**TÂCHES DEMANDÉES:**
a: Dans le texte sur la ZAD, quelle route est citée comme exemple de « nettoyage » ?
b: Poursuivez le texte sur la ZAD à partir de sa dernière phrase.

Publication : Contre les lèche-bottes et leur monde

Alors que je m’apprête à venir rejoindre mes amis et mes camarades à la ZAD, et que, comme beaucoup à travers la France, je suis l’évolution de la situation derrière mon écran et dans les journaux, je suis désagréablement frappé par les discours que j’y lis, que j’y entends. Ce sont toujours les mêmes « porte-parole » plus ou moins auto-désignés, tenant toujours les mêmes propos : l’État, malgré la sincère volonté de négociation du « mouvement » soi-disant uni, bafouerait ses promesses, par exemple (comme par hasard) en expulsant les Cent-noms, collectif « agricole » – et maison de certains des chefs du Comité pour le maintien des occupations (CMDO). Ces propos, maintenant plus que jamais, il faut en faire une critique politique.

Le jeu de l’État depuis quelques mois est (comme à son habitude) de diviser les occupants en deux camps, opposables entre eux, les « bons » qui donneraient des gages (« nettoyage des routes ») et déposeraient des projets agricoles « individuels » ; et les « mauvais » qui ne sont, apparemment, que des « branleurs » (« Michel » à radio-France-info, le 9 avril). Or, au lieu de dénoncer ces grossières manœuvres, et de faire preuve de ce qu’on appelait autrefois la « solidarité » (on consultera au besoin un dictionnaire du XXe siècle), un bon nombre de ceux désignés comme « bons » se sont empressés de se soumettre à toutes les injonctions de la préfète et autres. Et, bien évidemment, plus on obéissait à ces injonctions, plus de nouvelles injonctions étaient formulées. L’exemple désormais connu du « nettoyage » de la D281 est encore dans toutes les mémoires : on a d’abord exigé que soient détruites quelques constructions, puis rapidement toutes les constructions, puis il y a eu une présence policière permanente « pour accompagner les travaux de réfection de la chaussée », etc. À chaque étape s’illustraient un certain nombre d’individus, qui par ailleurs pour nombre d’entre eux étaient membres de l’organisation politique ayant confisqué l’essentiel du pouvoir (mainmise sur les outils de communication, monopole des rapports avec les autres « composantes », création d’une « assemblée des usages » bidon où tout est prêt à l’avance, etc.) : le CMDO. En fait, il était question de prouver à l’État qu’ils étaient capables de maintenir l’ordre eux-mêmes.

Alors a eu lieu la première « trahison » de l’État : les « opposants » qui pourtant pensaient avoir tout prévu pour leur intégration (avec un organigramme institutionnel complet), n’ont même pas été invités aux négociations sur la gestion future des terres ! Quelle humiliation pour ceux qui voulaient, à n’importe quel prix, s’intégrer à la gestion bureaucratique et devenir les relais de l’État !

**DONNÉES BRUTES:**
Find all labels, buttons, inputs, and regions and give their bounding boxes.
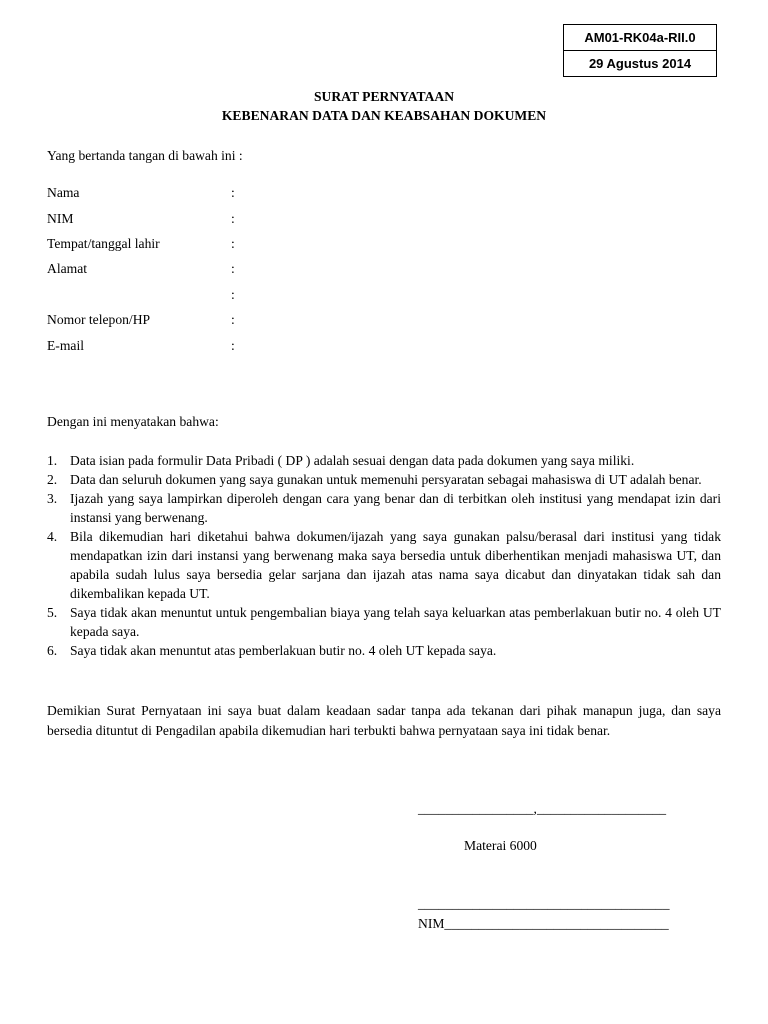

**RÉSULTATS DES TÂCHES:**
a: La D281.

b:
Mais, au lieu de tardivement prendre conscience de leur rôle abject et de l’évidence que ce rôle ne pouvait que se retourner contre eux, nos braves aspirants-gestionnaires ont néanmoins redoublé de lèche-bottisme, et ont déposé des projets agricoles en urgence pour ne pas voir expulser leurs maisons, sans plus faire mine de se soucier des autres occupants (les « branleurs »). Dès lors, toutes les soumissions à l’ordre bureaucratique que par ailleurs on prétendait combattre sont bonnes : un autre chef, Delabouglisse, le porte-parole de Copain44, a ainsi précisé mardi 10 avril en conférence de presse que « les brebis venaient d’être pucées » par les habitants des Cent-noms. Semblant ignorer (mais ne l’ignorant pas) tous ceux qui luttent encore contre le puçage des brebis, et en général contre les normes agricoles (et qui sont très attentifs à ce qui se passe à Notre-dame-des-Landes), il témoigne de la volonté désespérée de s’intégrer à tout prix à l’appareil bureaucratique, en donnant tous les gages imaginables de soumission complète. Et il va même jusqu’à s’excuser de ne pas pouvoir « en deux mois proposer un projet parfait ».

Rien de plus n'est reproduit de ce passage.